Isn't that true of essentially any IaaS provider? Heroku or AWS could access anything running on your machine just by instrumenting their virtualization system if they cared to.

Part of the move to the cloud was the decision that well organized companies with large security teams can do a better job protecting internet resources than the vast majority of individuals. Cloudflare is just that, for cache/firewall/etc. appliances, I don't see the difference.

That's a really good point. Unless you're using plain VM's, you're either giving your SSL keys to the provider or having them setup SSL for you.

Didn't really think about how many services do this: AWS' ELB, any serverless service, Heroku and other PaaS services, etc.

>Unless you're using plain VM

Even a plain VM is easily observable for whoever is hosting it. At the end of the day you have to either trust your service providers or do it yourself, whether that's securing your network infrastructure or emptying the trash can next to your desk.

══════════

## Problems and tasks
• a. Answer these questions from the discussion about cloud security above, giving each answer on its own line:
(i) Which two providers does the first comment say could access anything running on your machine?
(ii) For what kinds of appliances is Cloudflare named as the provider?
(iii) What two choices does the final comment say you have at the end of the day?
• b. For each statement, say yes or no depending on whether the discussion about cloud security above agrees with it, and quote the words that decide it.
(i) A plain VM cannot be observed by whoever hosts it.
(ii) Well-organized companies with large security teams can protect internet resources better than most individuals.

══════════

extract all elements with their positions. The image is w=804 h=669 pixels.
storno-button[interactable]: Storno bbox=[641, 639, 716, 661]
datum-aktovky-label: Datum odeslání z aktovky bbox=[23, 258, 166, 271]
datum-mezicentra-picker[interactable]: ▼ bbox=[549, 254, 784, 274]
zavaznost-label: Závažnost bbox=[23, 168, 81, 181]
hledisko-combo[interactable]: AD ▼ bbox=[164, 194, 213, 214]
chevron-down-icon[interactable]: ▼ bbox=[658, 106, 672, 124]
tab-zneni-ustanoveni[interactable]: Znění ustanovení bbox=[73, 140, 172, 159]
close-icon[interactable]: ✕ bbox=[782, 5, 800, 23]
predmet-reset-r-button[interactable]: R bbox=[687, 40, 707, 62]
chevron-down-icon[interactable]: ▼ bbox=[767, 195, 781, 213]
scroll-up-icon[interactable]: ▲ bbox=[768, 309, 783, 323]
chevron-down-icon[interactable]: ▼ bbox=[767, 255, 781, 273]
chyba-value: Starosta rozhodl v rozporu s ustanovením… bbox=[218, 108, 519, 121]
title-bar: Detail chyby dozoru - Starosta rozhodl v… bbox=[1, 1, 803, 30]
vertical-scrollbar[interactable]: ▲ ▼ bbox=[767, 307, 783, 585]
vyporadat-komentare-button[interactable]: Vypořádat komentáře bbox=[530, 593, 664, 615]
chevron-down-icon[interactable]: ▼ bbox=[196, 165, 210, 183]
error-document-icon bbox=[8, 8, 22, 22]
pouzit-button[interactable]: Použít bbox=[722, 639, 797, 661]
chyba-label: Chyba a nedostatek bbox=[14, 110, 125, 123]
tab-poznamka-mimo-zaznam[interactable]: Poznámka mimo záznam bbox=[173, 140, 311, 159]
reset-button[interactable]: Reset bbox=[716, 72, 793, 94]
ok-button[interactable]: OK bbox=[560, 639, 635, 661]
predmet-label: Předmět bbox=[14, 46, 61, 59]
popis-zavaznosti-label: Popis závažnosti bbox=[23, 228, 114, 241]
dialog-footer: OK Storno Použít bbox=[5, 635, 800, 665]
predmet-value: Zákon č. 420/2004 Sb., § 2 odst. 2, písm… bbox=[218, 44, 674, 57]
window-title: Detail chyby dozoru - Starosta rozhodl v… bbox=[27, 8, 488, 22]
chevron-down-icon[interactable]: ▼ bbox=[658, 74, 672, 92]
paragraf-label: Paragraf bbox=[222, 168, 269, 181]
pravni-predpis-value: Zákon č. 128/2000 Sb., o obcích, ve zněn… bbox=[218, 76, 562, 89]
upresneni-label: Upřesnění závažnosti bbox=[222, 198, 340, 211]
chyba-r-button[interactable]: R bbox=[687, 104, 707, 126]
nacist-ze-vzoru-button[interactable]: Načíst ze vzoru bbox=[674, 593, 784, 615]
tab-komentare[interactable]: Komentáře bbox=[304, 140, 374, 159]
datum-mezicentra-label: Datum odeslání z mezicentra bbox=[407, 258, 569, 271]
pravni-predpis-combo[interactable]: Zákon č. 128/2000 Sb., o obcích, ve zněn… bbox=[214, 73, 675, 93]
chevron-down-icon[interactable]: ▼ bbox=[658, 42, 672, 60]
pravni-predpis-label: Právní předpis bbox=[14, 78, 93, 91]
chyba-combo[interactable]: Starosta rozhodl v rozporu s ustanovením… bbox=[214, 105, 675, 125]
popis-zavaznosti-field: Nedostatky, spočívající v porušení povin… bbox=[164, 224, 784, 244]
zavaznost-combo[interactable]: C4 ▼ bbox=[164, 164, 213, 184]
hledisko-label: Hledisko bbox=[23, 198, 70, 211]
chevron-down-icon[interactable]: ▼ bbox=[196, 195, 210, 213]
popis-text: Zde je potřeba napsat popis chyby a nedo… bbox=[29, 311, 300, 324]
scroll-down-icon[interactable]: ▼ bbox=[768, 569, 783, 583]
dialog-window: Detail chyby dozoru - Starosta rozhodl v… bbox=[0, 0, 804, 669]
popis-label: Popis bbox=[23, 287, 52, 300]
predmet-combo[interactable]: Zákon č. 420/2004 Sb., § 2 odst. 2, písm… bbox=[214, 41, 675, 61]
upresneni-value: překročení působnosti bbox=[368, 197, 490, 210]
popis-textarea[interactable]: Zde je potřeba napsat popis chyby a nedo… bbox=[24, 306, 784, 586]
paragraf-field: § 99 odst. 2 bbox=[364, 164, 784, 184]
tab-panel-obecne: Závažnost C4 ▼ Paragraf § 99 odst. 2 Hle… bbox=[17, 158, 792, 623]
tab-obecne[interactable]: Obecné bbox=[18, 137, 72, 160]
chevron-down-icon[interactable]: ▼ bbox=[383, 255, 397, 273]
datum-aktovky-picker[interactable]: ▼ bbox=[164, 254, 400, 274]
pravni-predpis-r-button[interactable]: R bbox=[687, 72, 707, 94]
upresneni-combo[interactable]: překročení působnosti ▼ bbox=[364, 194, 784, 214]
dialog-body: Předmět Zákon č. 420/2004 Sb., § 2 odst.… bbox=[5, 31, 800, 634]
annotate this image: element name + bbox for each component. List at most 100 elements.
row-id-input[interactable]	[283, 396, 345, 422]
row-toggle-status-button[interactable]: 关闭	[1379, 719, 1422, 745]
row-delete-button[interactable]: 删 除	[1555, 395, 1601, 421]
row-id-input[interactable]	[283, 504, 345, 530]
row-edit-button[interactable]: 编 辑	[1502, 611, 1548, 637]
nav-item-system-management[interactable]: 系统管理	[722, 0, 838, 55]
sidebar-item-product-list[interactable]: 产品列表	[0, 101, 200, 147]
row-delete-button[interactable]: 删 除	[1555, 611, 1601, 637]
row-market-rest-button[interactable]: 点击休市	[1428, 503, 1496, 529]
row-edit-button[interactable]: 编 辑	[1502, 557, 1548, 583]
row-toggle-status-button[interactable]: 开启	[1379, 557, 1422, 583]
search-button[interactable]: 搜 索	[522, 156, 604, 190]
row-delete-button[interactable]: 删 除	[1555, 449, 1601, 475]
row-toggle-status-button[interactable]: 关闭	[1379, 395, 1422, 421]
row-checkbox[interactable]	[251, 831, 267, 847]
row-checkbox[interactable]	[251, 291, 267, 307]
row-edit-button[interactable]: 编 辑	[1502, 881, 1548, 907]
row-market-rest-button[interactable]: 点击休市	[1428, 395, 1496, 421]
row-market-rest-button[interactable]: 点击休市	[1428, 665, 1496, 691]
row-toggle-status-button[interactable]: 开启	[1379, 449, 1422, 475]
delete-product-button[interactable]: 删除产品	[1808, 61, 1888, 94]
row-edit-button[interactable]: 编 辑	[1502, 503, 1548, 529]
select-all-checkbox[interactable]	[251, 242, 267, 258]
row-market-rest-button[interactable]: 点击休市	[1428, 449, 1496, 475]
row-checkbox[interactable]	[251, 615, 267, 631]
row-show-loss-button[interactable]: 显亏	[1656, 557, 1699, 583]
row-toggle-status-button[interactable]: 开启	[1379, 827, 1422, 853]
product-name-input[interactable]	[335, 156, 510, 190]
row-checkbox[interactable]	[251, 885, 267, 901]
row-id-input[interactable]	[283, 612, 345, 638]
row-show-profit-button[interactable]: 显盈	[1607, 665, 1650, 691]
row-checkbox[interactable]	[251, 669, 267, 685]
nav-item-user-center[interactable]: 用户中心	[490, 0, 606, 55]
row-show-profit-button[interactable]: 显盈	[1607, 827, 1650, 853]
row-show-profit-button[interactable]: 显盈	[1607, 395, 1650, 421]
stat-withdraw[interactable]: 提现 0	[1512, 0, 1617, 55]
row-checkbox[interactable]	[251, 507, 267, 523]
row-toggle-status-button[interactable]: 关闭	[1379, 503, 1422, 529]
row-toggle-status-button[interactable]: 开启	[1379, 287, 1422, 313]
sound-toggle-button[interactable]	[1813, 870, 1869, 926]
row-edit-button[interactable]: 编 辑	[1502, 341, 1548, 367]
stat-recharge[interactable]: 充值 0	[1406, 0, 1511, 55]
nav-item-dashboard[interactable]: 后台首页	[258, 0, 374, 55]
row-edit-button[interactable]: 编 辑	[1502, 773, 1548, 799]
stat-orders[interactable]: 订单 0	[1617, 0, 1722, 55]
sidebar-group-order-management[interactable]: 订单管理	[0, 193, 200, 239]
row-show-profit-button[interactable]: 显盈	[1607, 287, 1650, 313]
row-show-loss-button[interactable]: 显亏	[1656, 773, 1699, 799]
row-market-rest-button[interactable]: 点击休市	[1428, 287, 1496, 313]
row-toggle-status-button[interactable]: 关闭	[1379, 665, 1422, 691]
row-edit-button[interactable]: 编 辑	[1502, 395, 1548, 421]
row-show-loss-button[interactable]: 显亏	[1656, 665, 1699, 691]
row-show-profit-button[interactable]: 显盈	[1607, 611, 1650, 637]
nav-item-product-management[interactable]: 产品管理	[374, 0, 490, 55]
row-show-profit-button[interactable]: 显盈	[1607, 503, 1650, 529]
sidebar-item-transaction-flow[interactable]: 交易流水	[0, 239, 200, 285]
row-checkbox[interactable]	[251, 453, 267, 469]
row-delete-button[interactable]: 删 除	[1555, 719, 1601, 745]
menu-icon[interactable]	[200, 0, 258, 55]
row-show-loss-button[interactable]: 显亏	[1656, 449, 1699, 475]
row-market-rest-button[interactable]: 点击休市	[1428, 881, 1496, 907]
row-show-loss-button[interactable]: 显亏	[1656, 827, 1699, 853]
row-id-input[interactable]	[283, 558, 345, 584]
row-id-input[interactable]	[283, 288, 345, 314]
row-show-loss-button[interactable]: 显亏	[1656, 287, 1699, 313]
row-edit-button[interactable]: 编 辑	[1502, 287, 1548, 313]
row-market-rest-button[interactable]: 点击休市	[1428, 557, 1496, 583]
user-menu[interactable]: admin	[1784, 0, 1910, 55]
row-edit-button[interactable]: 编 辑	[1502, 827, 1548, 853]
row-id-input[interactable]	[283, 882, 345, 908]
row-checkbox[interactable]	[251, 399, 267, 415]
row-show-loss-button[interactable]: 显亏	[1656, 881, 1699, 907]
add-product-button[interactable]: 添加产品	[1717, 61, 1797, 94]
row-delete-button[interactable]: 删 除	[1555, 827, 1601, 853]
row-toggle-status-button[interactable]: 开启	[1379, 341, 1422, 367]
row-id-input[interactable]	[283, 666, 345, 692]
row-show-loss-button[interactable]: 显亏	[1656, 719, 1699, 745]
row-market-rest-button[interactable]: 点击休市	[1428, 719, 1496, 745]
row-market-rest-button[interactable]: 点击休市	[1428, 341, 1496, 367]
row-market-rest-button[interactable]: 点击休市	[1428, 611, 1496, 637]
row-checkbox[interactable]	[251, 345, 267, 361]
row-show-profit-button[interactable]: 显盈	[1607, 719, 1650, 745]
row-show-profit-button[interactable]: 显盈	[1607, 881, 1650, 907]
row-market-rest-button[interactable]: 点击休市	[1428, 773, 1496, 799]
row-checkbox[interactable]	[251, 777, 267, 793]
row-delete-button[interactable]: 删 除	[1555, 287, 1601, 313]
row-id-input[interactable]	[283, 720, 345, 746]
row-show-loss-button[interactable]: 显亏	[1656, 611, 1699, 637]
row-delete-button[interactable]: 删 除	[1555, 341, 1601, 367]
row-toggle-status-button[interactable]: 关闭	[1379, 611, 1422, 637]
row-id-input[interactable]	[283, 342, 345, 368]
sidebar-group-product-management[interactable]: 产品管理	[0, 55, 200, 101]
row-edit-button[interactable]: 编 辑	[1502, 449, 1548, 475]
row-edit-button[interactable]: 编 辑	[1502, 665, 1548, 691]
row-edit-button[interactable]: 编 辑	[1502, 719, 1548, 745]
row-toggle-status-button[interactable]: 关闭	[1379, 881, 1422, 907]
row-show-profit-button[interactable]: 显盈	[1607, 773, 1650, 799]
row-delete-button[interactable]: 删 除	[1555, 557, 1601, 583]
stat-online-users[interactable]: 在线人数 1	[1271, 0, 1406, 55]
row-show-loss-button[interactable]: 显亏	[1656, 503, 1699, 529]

══════════

## Full solutions
• a.
(i) Heroku and AWS.
(ii) Cache/firewall/etc. appliances.
(iii) Either trust your service providers or do it yourself.

• b.
(i) No: "Even a plain VM is easily observable for whoever is hosting it."
(ii) Yes: "well organized companies with large security teams can do a better job protecting internet resources than the vast majority of individuals"